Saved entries
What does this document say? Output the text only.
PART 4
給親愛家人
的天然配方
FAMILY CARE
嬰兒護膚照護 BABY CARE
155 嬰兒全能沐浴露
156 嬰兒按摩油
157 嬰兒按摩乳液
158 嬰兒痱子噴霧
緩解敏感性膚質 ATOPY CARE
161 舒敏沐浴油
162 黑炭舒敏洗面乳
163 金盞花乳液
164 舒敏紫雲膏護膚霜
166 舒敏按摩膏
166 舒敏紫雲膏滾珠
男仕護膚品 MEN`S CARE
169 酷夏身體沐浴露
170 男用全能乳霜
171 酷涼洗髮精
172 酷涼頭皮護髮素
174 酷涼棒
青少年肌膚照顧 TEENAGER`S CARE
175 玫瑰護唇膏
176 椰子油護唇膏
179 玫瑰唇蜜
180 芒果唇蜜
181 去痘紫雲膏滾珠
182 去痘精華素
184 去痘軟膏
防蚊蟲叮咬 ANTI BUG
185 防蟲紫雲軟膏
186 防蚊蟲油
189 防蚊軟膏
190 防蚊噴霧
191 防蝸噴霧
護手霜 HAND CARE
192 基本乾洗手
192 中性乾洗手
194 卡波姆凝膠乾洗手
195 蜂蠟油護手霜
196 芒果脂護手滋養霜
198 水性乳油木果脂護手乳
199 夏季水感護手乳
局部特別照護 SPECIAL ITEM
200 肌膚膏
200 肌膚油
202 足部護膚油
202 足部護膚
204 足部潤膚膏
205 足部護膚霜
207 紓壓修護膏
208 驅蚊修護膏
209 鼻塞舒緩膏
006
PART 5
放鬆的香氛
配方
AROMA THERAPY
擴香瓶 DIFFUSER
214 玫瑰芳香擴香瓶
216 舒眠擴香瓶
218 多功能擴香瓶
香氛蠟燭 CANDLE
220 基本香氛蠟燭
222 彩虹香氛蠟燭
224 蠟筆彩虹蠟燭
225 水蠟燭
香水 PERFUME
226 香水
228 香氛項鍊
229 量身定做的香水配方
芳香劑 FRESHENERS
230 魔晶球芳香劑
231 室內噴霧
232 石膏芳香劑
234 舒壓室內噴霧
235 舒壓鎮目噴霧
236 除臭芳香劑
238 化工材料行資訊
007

> _Objective_
Copy out the data shown above without altering anything.

> _Result below_
What does this document say? Output the text only.
PART 4
給親愛家人
的天然配方
FAMILY CARE
嬰兒護膚照護 BABY CARE
155 嬰兒全能沐浴露
156 嬰兒按摩油
157 嬰兒按摩乳液
158 嬰兒痱子噴霧
緩解敏感性膚質 ATOPY CARE
161 舒敏沐浴油
162 黑炭舒敏洗面乳
163 金盞花乳液
164 舒敏紫雲膏護膚霜
166 舒敏按摩膏
166 舒敏紫雲膏滾珠
男仕護膚品 MEN`S CARE
169 酷夏身體沐浴露
170 男用全能乳霜
171 酷涼洗髮精
172 酷涼頭皮護髮素
174 酷涼棒
青少年肌膚照顧 TEENAGER`S CARE
175 玫瑰護唇膏
176 椰子油護唇膏
179 玫瑰唇蜜
180 芒果唇蜜
181 去痘紫雲膏滾珠
182 去痘精華素
184 去痘軟膏
防蚊蟲叮咬 ANTI BUG
185 防蟲紫雲軟膏
186 防蚊蟲油
189 防蚊軟膏
190 防蚊噴霧
191 防蝸噴霧
護手霜 HAND CARE
192 基本乾洗手
192 中性乾洗手
194 卡波姆凝膠乾洗手
195 蜂蠟油護手霜
196 芒果脂護手滋養霜
198 水性乳油木果脂護手乳
199 夏季水感護手乳
局部特別照護 SPECIAL ITEM
200 肌膚膏
200 肌膚油
202 足部護膚油
202 足部護膚
204 足部潤膚膏
205 足部護膚霜
207 紓壓修護膏
208 驅蚊修護膏
209 鼻塞舒緩膏
006
PART 5
放鬆的香氛
配方
AROMA THERAPY
擴香瓶 DIFFUSER
214 玫瑰芳香擴香瓶
216 舒眠擴香瓶
218 多功能擴香瓶
香氛蠟燭 CANDLE
220 基本香氛蠟燭
222 彩虹香氛蠟燭
224 蠟筆彩虹蠟燭
225 水蠟燭
香水 PERFUME
226 香水
228 香氛項鍊
229 量身定做的香水配方
芳香劑 FRESHENERS
230 魔晶球芳香劑
231 室內噴霧
232 石膏芳香劑
234 舒壓室內噴霧
235 舒壓鎮目噴霧
236 除臭芳香劑
238 化工材料行資訊
007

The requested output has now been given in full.